- **What the task requires**:
Using the data below, gather each line that includes the word "coral".

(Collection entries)
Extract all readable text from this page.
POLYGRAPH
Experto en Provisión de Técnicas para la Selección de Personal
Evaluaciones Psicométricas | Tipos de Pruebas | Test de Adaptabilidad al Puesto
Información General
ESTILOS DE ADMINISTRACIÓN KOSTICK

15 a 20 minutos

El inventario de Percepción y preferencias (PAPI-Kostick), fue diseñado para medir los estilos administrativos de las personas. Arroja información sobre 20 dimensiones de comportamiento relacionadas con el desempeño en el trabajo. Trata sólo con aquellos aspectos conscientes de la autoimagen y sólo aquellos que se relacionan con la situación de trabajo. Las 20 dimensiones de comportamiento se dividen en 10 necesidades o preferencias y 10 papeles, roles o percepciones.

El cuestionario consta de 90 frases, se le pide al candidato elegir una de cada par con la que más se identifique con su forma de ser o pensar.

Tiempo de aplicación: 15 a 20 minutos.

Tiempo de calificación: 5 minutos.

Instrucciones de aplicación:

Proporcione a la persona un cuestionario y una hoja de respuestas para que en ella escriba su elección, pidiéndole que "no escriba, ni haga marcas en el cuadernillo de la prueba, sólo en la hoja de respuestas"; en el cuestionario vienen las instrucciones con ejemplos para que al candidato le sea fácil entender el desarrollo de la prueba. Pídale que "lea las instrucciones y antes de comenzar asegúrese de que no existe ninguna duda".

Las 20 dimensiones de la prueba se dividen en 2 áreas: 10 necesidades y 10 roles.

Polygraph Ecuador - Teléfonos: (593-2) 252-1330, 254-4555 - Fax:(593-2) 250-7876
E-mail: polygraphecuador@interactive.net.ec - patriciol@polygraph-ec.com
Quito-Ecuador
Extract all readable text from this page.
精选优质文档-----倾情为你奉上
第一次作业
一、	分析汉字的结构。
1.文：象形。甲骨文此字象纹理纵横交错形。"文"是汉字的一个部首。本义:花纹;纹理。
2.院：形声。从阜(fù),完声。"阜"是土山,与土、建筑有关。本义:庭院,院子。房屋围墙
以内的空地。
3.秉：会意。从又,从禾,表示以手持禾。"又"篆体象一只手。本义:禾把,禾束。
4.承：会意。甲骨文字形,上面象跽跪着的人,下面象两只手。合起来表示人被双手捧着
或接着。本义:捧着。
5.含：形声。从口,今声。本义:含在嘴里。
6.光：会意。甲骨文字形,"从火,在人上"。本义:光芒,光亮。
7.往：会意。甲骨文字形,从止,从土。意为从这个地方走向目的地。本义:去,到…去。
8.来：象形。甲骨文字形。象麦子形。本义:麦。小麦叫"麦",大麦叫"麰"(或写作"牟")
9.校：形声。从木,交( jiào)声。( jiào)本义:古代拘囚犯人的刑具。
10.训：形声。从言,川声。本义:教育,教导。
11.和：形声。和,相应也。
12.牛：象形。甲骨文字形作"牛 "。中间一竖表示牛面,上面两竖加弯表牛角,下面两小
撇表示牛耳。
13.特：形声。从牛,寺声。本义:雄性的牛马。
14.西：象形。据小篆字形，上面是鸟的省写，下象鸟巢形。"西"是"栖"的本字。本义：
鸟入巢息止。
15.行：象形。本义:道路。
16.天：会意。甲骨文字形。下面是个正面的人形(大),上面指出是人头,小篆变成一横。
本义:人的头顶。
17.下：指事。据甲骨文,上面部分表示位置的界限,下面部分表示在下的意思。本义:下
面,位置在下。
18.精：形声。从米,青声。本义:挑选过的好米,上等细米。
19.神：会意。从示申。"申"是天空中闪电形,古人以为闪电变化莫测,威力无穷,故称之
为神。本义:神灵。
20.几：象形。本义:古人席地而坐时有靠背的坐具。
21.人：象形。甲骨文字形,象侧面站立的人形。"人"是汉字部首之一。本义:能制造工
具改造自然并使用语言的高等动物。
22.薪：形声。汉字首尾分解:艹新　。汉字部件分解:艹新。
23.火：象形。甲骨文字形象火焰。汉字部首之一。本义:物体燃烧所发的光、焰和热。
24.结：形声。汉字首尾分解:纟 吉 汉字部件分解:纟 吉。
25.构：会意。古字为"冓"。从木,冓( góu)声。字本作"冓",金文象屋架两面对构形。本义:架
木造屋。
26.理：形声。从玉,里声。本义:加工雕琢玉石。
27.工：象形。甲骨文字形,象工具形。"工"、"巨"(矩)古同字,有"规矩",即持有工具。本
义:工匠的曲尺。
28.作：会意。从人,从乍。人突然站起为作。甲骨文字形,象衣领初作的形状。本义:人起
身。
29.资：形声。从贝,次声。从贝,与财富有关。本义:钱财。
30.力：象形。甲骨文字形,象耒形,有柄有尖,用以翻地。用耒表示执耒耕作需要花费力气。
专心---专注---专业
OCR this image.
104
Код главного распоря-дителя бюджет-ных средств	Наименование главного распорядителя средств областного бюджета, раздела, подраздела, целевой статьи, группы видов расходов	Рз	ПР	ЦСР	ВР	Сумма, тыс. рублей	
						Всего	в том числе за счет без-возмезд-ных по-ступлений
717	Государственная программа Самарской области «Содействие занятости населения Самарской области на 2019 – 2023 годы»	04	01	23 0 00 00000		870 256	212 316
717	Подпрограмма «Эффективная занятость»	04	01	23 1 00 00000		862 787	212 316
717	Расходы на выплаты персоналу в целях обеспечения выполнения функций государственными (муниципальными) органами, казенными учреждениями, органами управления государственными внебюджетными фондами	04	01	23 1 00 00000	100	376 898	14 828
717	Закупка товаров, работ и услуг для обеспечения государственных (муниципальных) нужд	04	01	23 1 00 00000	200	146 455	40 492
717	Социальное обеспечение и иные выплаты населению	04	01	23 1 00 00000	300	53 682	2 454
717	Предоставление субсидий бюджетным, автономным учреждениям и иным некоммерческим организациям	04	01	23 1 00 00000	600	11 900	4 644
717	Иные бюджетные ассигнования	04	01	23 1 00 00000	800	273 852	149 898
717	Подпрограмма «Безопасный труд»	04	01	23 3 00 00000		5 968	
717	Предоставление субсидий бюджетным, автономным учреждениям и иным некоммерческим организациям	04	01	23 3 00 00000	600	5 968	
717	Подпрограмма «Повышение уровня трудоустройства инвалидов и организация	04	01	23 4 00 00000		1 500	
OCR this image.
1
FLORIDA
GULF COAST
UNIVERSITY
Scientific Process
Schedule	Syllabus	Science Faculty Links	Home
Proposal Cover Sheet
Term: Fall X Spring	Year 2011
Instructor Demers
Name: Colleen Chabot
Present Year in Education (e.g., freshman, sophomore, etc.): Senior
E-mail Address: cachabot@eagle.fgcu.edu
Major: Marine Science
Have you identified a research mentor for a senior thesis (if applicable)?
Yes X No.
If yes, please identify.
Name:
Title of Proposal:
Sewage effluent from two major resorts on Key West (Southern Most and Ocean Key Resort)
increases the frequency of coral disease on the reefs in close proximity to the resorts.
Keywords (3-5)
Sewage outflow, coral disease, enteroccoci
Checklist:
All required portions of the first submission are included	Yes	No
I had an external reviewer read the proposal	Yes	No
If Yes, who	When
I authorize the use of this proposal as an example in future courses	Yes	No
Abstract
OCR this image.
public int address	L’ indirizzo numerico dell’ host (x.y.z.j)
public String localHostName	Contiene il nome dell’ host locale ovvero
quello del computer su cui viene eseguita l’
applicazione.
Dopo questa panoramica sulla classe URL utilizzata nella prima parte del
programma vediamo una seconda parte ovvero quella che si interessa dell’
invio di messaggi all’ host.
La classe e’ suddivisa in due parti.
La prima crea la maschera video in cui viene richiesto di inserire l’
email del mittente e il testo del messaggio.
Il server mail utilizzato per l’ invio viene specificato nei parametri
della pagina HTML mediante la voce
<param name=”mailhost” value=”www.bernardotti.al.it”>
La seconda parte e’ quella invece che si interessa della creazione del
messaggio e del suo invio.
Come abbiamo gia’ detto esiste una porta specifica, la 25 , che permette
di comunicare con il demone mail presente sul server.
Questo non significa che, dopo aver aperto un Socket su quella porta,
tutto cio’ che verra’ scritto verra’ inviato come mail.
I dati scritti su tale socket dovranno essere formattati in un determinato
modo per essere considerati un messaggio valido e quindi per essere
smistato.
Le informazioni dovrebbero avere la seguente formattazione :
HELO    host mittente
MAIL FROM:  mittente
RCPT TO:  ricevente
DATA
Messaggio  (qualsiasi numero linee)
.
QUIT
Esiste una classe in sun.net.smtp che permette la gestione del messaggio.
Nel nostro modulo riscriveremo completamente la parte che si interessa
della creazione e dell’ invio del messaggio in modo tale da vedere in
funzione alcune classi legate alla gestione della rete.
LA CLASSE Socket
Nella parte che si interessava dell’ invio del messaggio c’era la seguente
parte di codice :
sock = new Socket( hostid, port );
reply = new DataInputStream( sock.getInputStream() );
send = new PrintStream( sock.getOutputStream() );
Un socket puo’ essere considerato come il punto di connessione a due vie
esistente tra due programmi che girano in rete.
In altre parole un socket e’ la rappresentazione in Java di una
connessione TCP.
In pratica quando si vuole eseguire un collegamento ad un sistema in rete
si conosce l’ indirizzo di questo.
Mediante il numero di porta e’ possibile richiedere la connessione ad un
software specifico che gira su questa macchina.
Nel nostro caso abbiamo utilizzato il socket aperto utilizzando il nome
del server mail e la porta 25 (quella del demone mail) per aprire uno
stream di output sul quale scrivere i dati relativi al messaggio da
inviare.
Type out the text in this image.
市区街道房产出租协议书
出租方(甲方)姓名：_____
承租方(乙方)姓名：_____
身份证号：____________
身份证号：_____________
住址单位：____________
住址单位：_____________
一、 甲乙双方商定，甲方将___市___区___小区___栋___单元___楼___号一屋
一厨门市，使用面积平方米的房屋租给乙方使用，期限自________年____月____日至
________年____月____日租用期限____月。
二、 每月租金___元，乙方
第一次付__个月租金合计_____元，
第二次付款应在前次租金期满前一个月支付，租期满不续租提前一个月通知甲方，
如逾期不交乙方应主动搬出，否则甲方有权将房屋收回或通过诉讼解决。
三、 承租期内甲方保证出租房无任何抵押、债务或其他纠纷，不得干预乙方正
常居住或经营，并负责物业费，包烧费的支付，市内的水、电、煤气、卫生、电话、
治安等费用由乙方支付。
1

- **Result**:
increases the frequency of coral disease on the reefs in close proximity to the resorts.
Sewage outflow, coral disease, enteroccoci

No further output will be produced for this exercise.